[Excerpts from a figure dataset]
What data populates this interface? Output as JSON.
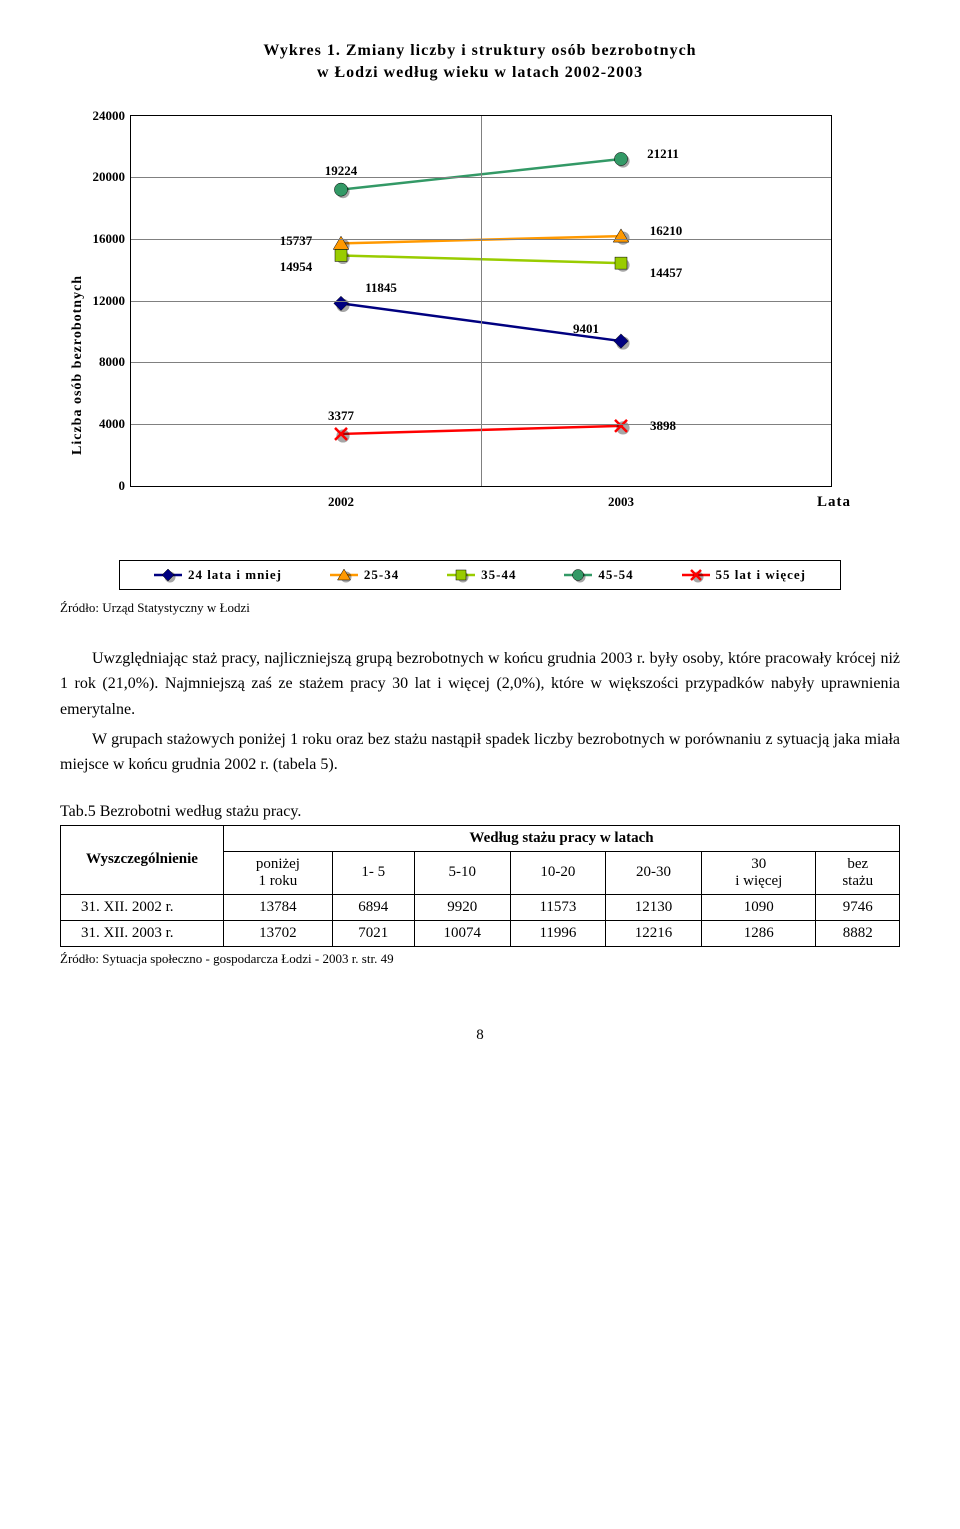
{
  "chart": {
    "title_l1": "Wykres 1. Zmiany liczby i struktury osób bezrobotnych",
    "title_l2": "w Łodzi według wieku w latach 2002-2003",
    "ylabel": "Liczba osób bezrobotnych",
    "xlabel": "Lata",
    "ylim": [
      0,
      24000
    ],
    "ytick_step": 4000,
    "yticks": [
      "0",
      "4000",
      "8000",
      "12000",
      "16000",
      "20000",
      "24000"
    ],
    "x_categories": [
      "2002",
      "2003"
    ],
    "grid_color": "#808080",
    "series": [
      {
        "name": "24 lata i mniej",
        "color": "#000080",
        "marker": "diamond",
        "values": [
          11845,
          9401
        ]
      },
      {
        "name": "25-34",
        "color": "#ff9900",
        "marker": "triangle",
        "values": [
          15737,
          16210
        ]
      },
      {
        "name": "35-44",
        "color": "#99cc00",
        "marker": "square",
        "values": [
          14954,
          14457
        ]
      },
      {
        "name": "45-54",
        "color": "#339966",
        "marker": "circle",
        "values": [
          19224,
          21211
        ]
      },
      {
        "name": "55 lat i więcej",
        "color": "#ff0000",
        "marker": "cross",
        "values": [
          3377,
          3898
        ]
      }
    ],
    "line_width": 2.5,
    "marker_size": 12,
    "label_offsets": {
      "11845": [
        40,
        -15
      ],
      "9401": [
        -35,
        -12
      ],
      "15737": [
        -45,
        -2
      ],
      "16210": [
        45,
        -5
      ],
      "14954": [
        -45,
        12
      ],
      "14457": [
        45,
        10
      ],
      "19224": [
        0,
        -18
      ],
      "21211": [
        42,
        -5
      ],
      "3377": [
        0,
        -18
      ],
      "3898": [
        42,
        0
      ]
    }
  },
  "source1": "Źródło: Urząd Statystyczny w Łodzi",
  "para1": "Uwzględniając staż pracy, najliczniejszą grupą bezrobotnych w końcu grudnia 2003 r. były osoby, które pracowały krócej niż 1 rok (21,0%). Najmniejszą zaś ze stażem pracy 30 lat i więcej (2,0%), które w większości przypadków nabyły uprawnienia emerytalne.",
  "para2": "W grupach stażowych poniżej 1 roku oraz bez stażu nastąpił spadek liczby bezrobotnych w porównaniu z sytuacją jaka miała miejsce w końcu grudnia 2002 r. (tabela 5).",
  "table": {
    "caption": "Tab.5 Bezrobotni według stażu pracy.",
    "spanner": "Według stażu pracy w latach",
    "row_head": "Wyszczególnienie",
    "cols": [
      "poniżej 1 roku",
      "1- 5",
      "5-10",
      "10-20",
      "20-30",
      "30 i więcej",
      "bez stażu"
    ],
    "rows": [
      {
        "label": "31. XII. 2002 r.",
        "vals": [
          "13784",
          "6894",
          "9920",
          "11573",
          "12130",
          "1090",
          "9746"
        ]
      },
      {
        "label": "31. XII. 2003 r.",
        "vals": [
          "13702",
          "7021",
          "10074",
          "11996",
          "12216",
          "1286",
          "8882"
        ]
      }
    ]
  },
  "source2": "Źródło: Sytuacja społeczno - gospodarcza Łodzi - 2003 r. str. 49",
  "page": "8"
}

(Problem to work on) Please set down each line of the data above exactly as written, without the pictures.

(Answer in full)
What data populates this interface? Output as JSON.
{
  "chart": {
    "title_l1": "Wykres 1. Zmiany liczby i struktury osób bezrobotnych",
    "title_l2": "w Łodzi według wieku w latach 2002-2003",
    "ylabel": "Liczba osób bezrobotnych",
    "xlabel": "Lata",
    "ylim": [
      0,
      24000
    ],
    "ytick_step": 4000,
    "yticks": [
      "0",
      "4000",
      "8000",
      "12000",
      "16000",
      "20000",
      "24000"
    ],
    "x_categories": [
      "2002",
      "2003"
    ],
    "grid_color": "#808080",
    "series": [
      {
        "name": "24 lata i mniej",
        "color": "#000080",
        "marker": "diamond",
        "values": [
          11845,
          9401
        ]
      },
      {
        "name": "25-34",
        "color": "#ff9900",
        "marker": "triangle",
        "values": [
          15737,
          16210
        ]
      },
      {
        "name": "35-44",
        "color": "#99cc00",
        "marker": "square",
        "values": [
          14954,
          14457
        ]
      },
      {
        "name": "45-54",
        "color": "#339966",
        "marker": "circle",
        "values": [
          19224,
          21211
        ]
      },
      {
        "name": "55 lat i więcej",
        "color": "#ff0000",
        "marker": "cross",
        "values": [
          3377,
          3898
        ]
      }
    ],
    "line_width": 2.5,
    "marker_size": 12,
    "label_offsets": {
      "11845": [
        40,
        -15
      ],
      "9401": [
        -35,
        -12
      ],
      "15737": [
        -45,
        -2
      ],
      "16210": [
        45,
        -5
      ],
      "14954": [
        -45,
        12
      ],
      "14457": [
        45,
        10
      ],
      "19224": [
        0,
        -18
      ],
      "21211": [
        42,
        -5
      ],
      "3377": [
        0,
        -18
      ],
      "3898": [
        42,
        0
      ]
    }
  },
  "source1": "Źródło: Urząd Statystyczny w Łodzi",
  "para1": "Uwzględniając staż pracy, najliczniejszą grupą bezrobotnych w końcu grudnia 2003 r. były osoby, które pracowały krócej niż 1 rok (21,0%). Najmniejszą zaś ze stażem pracy 30 lat i więcej (2,0%), które w większości przypadków nabyły uprawnienia emerytalne.",
  "para2": "W grupach stażowych poniżej 1 roku oraz bez stażu nastąpił spadek liczby bezrobotnych w porównaniu z sytuacją jaka miała miejsce w końcu grudnia 2002 r. (tabela 5).",
  "table": {
    "caption": "Tab.5 Bezrobotni według stażu pracy.",
    "spanner": "Według stażu pracy w latach",
    "row_head": "Wyszczególnienie",
    "cols": [
      "poniżej 1 roku",
      "1- 5",
      "5-10",
      "10-20",
      "20-30",
      "30 i więcej",
      "bez stażu"
    ],
    "rows": [
      {
        "label": "31. XII. 2002 r.",
        "vals": [
          "13784",
          "6894",
          "9920",
          "11573",
          "12130",
          "1090",
          "9746"
        ]
      },
      {
        "label": "31. XII. 2003 r.",
        "vals": [
          "13702",
          "7021",
          "10074",
          "11996",
          "12216",
          "1286",
          "8882"
        ]
      }
    ]
  },
  "source2": "Źródło: Sytuacja społeczno - gospodarcza Łodzi - 2003 r. str. 49",
  "page": "8"
}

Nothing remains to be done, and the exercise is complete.